** Problems and tasks **
**a)** Translate this sentence from the Cassandra Architecture text into Spanish: "A cluster consists of several nodes."
**b)** Please update the Cassandra Architecture text between "Monday, August 22, 2011" and "is my computer.", inclusive, so that "key-value map" reads "key-value store".

** Document section **
* begin *

Monday, August 22, 2011

Cassandra Architecture

Apache Cassandra is not another relational database in market. Instead of using relational model, it uses key-value map to store its data. The structure is more or less can be explain as in the following picture:



Cluster: Cassandra is designed to be distributed over several nodes/machines. A cluster consists of several nodes. I've only ever used Cassandra in a single node which is my computer.

Keyspace: A cluster consists of several keyspaces. Keyspace is the place where our data reside. A keyspace could have several Column Family or Super Column Family.

Column Family and Super Column Family: Both Column Family and Super Column Family is a collection of rows, just like a table is a collection of rows in relational database.

Row: A row consists of columns; key-value columns for a row in Column Family, or Super Columns for a row in Super Column Family.

* end *

** Information supplied **
* begin *

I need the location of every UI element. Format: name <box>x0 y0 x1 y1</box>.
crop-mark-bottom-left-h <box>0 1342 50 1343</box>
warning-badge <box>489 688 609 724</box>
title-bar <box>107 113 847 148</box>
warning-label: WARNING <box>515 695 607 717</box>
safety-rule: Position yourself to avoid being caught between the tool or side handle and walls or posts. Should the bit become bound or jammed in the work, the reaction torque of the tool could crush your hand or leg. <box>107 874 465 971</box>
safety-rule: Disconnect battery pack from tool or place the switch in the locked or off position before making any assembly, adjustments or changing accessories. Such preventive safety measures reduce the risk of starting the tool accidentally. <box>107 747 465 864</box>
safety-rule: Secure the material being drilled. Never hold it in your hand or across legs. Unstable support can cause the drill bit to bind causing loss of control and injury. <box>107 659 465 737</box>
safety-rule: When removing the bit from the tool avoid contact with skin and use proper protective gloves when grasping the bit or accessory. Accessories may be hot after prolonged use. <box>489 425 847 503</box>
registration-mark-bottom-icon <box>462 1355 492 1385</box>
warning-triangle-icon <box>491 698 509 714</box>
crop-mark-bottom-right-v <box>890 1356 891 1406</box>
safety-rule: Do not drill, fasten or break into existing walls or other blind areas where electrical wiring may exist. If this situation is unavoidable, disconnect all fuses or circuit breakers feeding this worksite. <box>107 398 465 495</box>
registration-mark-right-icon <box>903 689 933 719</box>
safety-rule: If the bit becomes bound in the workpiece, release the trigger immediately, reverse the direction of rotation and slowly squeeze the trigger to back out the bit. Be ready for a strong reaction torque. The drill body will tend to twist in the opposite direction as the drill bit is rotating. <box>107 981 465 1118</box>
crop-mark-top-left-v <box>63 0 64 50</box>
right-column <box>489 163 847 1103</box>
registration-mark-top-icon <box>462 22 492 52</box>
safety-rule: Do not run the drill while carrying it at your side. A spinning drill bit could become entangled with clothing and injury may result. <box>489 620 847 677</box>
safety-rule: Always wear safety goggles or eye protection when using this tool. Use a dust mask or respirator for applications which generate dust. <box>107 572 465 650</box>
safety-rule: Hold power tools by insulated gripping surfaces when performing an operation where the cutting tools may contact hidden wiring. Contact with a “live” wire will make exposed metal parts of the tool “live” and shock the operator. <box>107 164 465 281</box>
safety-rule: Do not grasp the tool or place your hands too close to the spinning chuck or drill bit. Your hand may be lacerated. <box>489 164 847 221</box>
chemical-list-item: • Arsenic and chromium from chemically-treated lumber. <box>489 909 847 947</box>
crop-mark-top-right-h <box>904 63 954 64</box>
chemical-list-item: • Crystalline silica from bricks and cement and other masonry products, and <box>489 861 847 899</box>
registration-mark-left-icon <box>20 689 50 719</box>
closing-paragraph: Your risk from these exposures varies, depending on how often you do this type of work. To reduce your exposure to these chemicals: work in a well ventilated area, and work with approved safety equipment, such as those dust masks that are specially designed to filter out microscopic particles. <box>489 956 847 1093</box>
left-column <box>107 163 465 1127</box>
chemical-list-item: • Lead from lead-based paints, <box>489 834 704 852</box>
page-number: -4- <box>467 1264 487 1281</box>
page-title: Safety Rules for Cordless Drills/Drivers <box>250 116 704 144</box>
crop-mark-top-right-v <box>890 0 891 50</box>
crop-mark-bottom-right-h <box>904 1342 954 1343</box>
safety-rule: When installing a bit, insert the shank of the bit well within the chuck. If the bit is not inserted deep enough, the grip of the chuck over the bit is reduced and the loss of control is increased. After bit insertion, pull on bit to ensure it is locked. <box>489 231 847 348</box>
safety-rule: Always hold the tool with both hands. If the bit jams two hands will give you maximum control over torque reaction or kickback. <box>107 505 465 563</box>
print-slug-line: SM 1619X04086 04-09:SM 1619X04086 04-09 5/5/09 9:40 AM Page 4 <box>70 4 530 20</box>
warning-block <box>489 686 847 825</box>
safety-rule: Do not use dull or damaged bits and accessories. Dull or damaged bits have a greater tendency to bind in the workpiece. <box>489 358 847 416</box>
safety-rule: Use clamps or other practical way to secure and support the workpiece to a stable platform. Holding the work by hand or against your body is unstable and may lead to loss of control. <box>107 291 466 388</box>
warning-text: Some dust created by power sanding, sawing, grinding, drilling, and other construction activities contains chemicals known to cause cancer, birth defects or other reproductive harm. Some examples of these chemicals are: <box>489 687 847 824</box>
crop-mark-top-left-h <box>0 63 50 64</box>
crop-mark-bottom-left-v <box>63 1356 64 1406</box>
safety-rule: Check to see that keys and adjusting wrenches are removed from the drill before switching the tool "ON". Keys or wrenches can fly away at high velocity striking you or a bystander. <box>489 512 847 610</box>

* end *
* begin *

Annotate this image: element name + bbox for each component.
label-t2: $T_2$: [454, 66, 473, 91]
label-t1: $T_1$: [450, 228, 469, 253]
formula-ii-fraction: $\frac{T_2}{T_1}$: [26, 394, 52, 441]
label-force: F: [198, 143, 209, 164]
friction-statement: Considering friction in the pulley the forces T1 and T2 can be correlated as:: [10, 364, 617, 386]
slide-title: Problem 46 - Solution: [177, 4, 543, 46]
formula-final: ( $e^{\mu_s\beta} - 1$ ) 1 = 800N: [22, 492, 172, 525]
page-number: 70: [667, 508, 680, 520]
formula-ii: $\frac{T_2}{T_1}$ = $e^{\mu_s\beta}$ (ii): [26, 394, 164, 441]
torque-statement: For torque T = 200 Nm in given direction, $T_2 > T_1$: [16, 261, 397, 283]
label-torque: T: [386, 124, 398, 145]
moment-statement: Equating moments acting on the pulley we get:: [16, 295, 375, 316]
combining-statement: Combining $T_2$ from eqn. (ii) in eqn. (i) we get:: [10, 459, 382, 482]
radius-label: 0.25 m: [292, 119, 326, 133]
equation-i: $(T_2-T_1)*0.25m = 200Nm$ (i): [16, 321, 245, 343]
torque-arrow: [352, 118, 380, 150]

* end *

** Task solutions **
**a)** Un clúster está formado por varios nodos.

**b)**
Monday, August 22, 2011

Cassandra Architecture

Apache Cassandra is not another relational database in market. Instead of using relational model, it uses key-value store to store its data. The structure is more or less can be explain as in the following picture:



Cluster: Cassandra is designed to be distributed over several nodes/machines. A cluster consists of several nodes. I've only ever used Cassandra in a single node which is my computer.